### Selection:
╔══

In fact, shortly after his historic solo descent to the depths of the Mariana Trench, filmmaker James Cameron has been named along with such names as Ross Perot Jr. in an alliance with the uber-company Google Inc, in a project that could seek to make not only galactic mining operations a reality, but which could move us ever more close to the privatization of space travel.
The Wall Street Journal reported this weekend that the new company,to be called Planetary Resources Inc., has said very little at the outset of their venture. A few things were made clear, however, in stating that the company planned to explore ways to “overlay two critical sectors—space exploration and natural resources—to add trillions of dollars to the global GDP”
Indeed, there could be a lot of potential outside our humble little mudball; this article’s nut graph describes the harvesting of what I referred to as “Helium-3 isotopes,” which, rather than being a snazzy-sounding reference to something sci fi sounding, is an actual radioactive isotope that, while abundant on Earth’s Moon, is seldom found here on our planet. At least since the presidency of George W. Bush, there has been legitimate discussion (if not merely hopeful for the time being) regarding the potentials for utilizing the space program to harvest such substances to further nuclear fusion research and providing clean, efficient energy sources.

╚══

### Data rows:
╔══

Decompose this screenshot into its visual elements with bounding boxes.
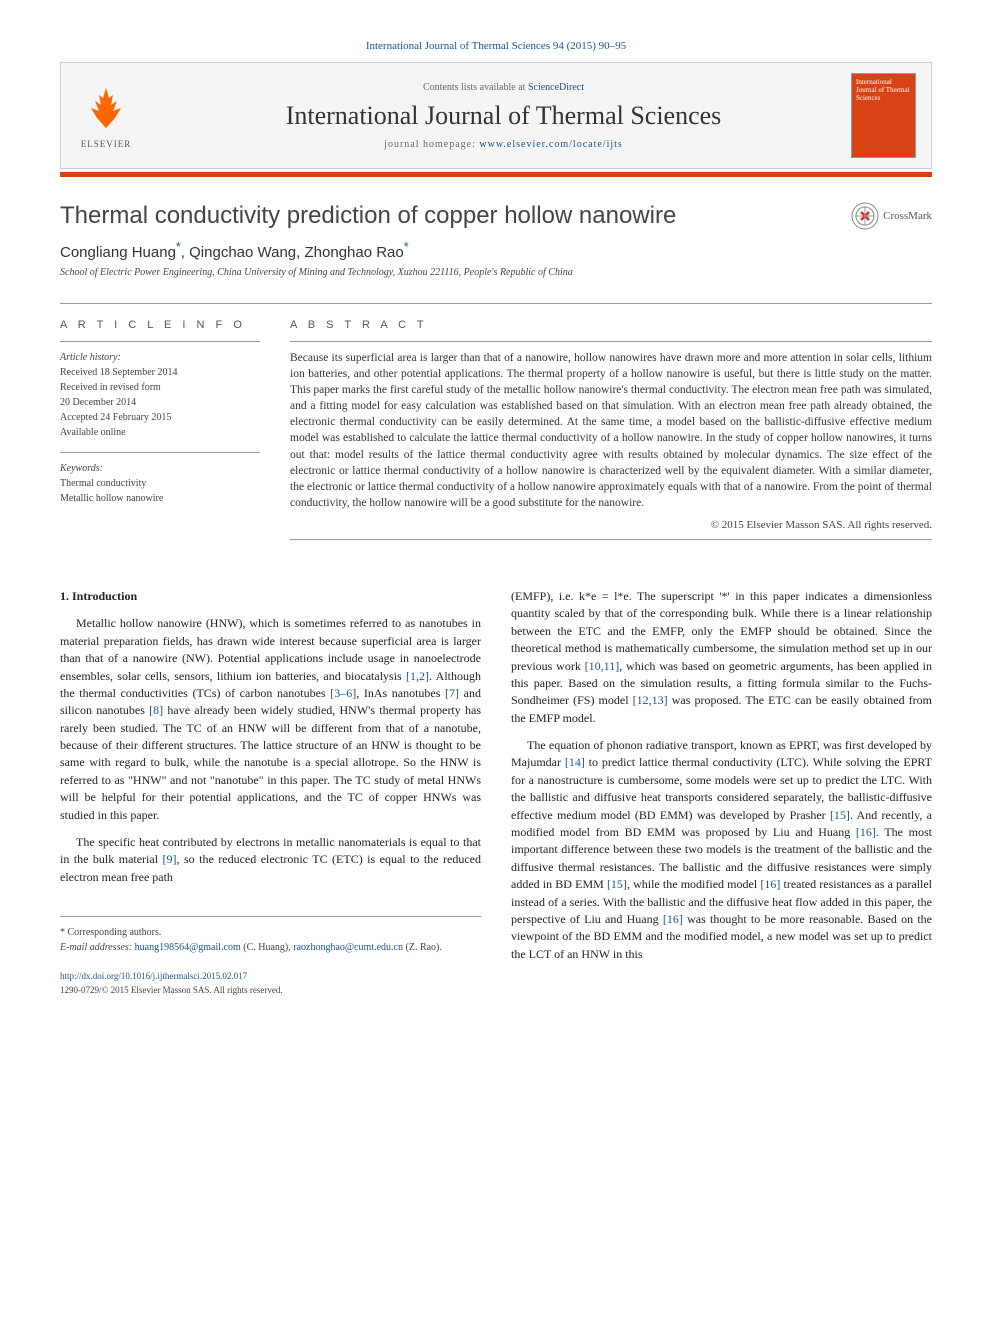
available-online: Available online — [60, 425, 260, 440]
keywords-label: Keywords: — [60, 461, 260, 476]
ref-link[interactable]: [14] — [565, 755, 585, 769]
ref-link[interactable]: [16] — [760, 877, 780, 891]
intro-para-2: The specific heat contributed by electro… — [60, 834, 481, 886]
ref-link[interactable]: [8] — [149, 703, 163, 717]
corresponding-label: * Corresponding authors. — [60, 925, 481, 940]
email-1[interactable]: huang198564@gmail.com — [135, 942, 241, 953]
authors-line: Congliang Huang *, Qingchao Wang, Zhongha… — [60, 240, 932, 261]
ref-link[interactable]: [10,11] — [585, 659, 620, 673]
left-column: 1. Introduction Metallic hollow nanowire… — [60, 588, 481, 997]
cover-text: International Journal of Thermal Science… — [856, 78, 910, 102]
abstract-divider-bottom — [290, 539, 932, 540]
info-divider — [60, 452, 260, 453]
ref-link[interactable]: [3–6] — [330, 686, 356, 700]
article-info-column: A R T I C L E I N F O Article history: R… — [60, 319, 260, 548]
abstract-divider — [290, 341, 932, 342]
revised-line2: 20 December 2014 — [60, 395, 260, 410]
homepage-link[interactable]: www.elsevier.com/locate/ijts — [479, 139, 622, 150]
article-history-block: Article history: Received 18 September 2… — [60, 350, 260, 440]
author-1: Congliang Huang — [60, 244, 176, 261]
intro-heading: 1. Introduction — [60, 588, 481, 605]
email-label: E-mail addresses: — [60, 942, 135, 953]
sciencedirect-link[interactable]: ScienceDirect — [528, 82, 584, 93]
abstract-copyright: © 2015 Elsevier Masson SAS. All rights r… — [290, 519, 932, 531]
revised-line1: Received in revised form — [60, 380, 260, 395]
author-2: Qingchao Wang — [189, 244, 296, 261]
article-info-heading: A R T I C L E I N F O — [60, 319, 260, 331]
author-3: Zhonghao Rao — [305, 244, 404, 261]
sep: , — [296, 244, 304, 261]
divider — [60, 303, 932, 304]
ref-link[interactable]: [15] — [607, 877, 627, 891]
keywords-block: Keywords: Thermal conductivity Metallic … — [60, 461, 260, 506]
affiliation: School of Electric Power Engineering, Ch… — [60, 267, 932, 278]
elsevier-logo[interactable]: ELSEVIER — [76, 83, 136, 149]
footer-bottom: http://dx.doi.org/10.1016/j.ijthermalsci… — [60, 970, 481, 997]
text: , while the modified model — [627, 877, 760, 891]
history-label: Article history: — [60, 350, 260, 365]
ref-link[interactable]: [1,2] — [406, 669, 429, 683]
crossmark-badge[interactable]: CrossMark — [851, 202, 932, 230]
ref-link[interactable]: [12,13] — [633, 693, 668, 707]
ref-link[interactable]: [9] — [163, 852, 177, 866]
crossmark-icon — [851, 202, 879, 230]
corr-marker: * — [404, 240, 409, 254]
elsevier-tree-icon — [76, 83, 136, 139]
doi-link[interactable]: http://dx.doi.org/10.1016/j.ijthermalsci… — [60, 970, 481, 984]
info-divider — [60, 341, 260, 342]
text: have already been widely studied, HNW's … — [60, 703, 481, 821]
ref-link[interactable]: [16] — [663, 912, 683, 926]
crossmark-label: CrossMark — [883, 210, 932, 222]
right-para-2: The equation of phonon radiative transpo… — [511, 737, 932, 963]
ref-link[interactable]: [7] — [445, 686, 459, 700]
issn-line: 1290-0729/© 2015 Elsevier Masson SAS. Al… — [60, 984, 481, 998]
email-2[interactable]: raozhonghao@cumt.edu.cn — [293, 942, 403, 953]
body-two-column: 1. Introduction Metallic hollow nanowire… — [60, 588, 932, 997]
contents-prefix: Contents lists available at — [423, 82, 528, 93]
journal-homepage-line: journal homepage: www.elsevier.com/locat… — [156, 139, 851, 150]
ref-link[interactable]: [15] — [830, 808, 850, 822]
sep: , — [181, 244, 189, 261]
homepage-prefix: journal homepage: — [384, 139, 479, 150]
accepted-date: Accepted 24 February 2015 — [60, 410, 260, 425]
orange-divider-bar — [60, 172, 932, 177]
ref-link[interactable]: [16] — [856, 825, 876, 839]
elsevier-text: ELSEVIER — [76, 139, 136, 149]
abstract-column: A B S T R A C T Because its superficial … — [290, 319, 932, 548]
email-1-name: (C. Huang), — [241, 942, 294, 953]
keyword-2: Metallic hollow nanowire — [60, 491, 260, 506]
footer-block: * Corresponding authors. E-mail addresse… — [60, 916, 481, 997]
email-2-name: (Z. Rao). — [403, 942, 442, 953]
received-date: Received 18 September 2014 — [60, 365, 260, 380]
abstract-heading: A B S T R A C T — [290, 319, 932, 331]
contents-available-line: Contents lists available at ScienceDirec… — [156, 82, 851, 93]
article-title: Thermal conductivity prediction of coppe… — [60, 202, 851, 230]
keyword-1: Thermal conductivity — [60, 476, 260, 491]
journal-name: International Journal of Thermal Science… — [156, 101, 851, 131]
top-citation: International Journal of Thermal Science… — [60, 40, 932, 52]
email-line: E-mail addresses: huang198564@gmail.com … — [60, 940, 481, 955]
right-para-1: (EMFP), i.e. k*e = l*e. The superscript … — [511, 588, 932, 727]
intro-para-1: Metallic hollow nanowire (HNW), which is… — [60, 615, 481, 824]
abstract-text: Because its superficial area is larger t… — [290, 350, 932, 511]
right-column: (EMFP), i.e. k*e = l*e. The superscript … — [511, 588, 932, 997]
journal-header-banner: ELSEVIER Contents lists available at Sci… — [60, 62, 932, 169]
text: , InAs nanotubes — [356, 686, 445, 700]
journal-cover-thumbnail: International Journal of Thermal Science… — [851, 73, 916, 158]
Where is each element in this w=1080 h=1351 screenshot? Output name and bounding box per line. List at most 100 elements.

╚══

### Actions to take:
(a) Answer these questions using the space mining text, one answer per line, marked as the questions are:
(i) Which publication reported on the new company this weekend?
(ii) What name is the new company to be called?
(iii) Since whose presidency has there been discussion of using the space program to harvest such substances?
(b) Reproduce the part of the space mining text between "In fact, shortly" and "of space travel.", inclusive.

### Solutions to each task:
(a)
(i) The Wall Street Journal
(ii) Planetary Resources Inc.
(iii) George W. Bush

(b)
In fact, shortly after his historic solo descent to the depths of the Mariana Trench, filmmaker James Cameron has been named along with such names as Ross Perot Jr. in an alliance with the uber-company Google Inc, in a project that could seek to make not only galactic mining operations a reality, but which could move us ever more close to the privatization of space travel.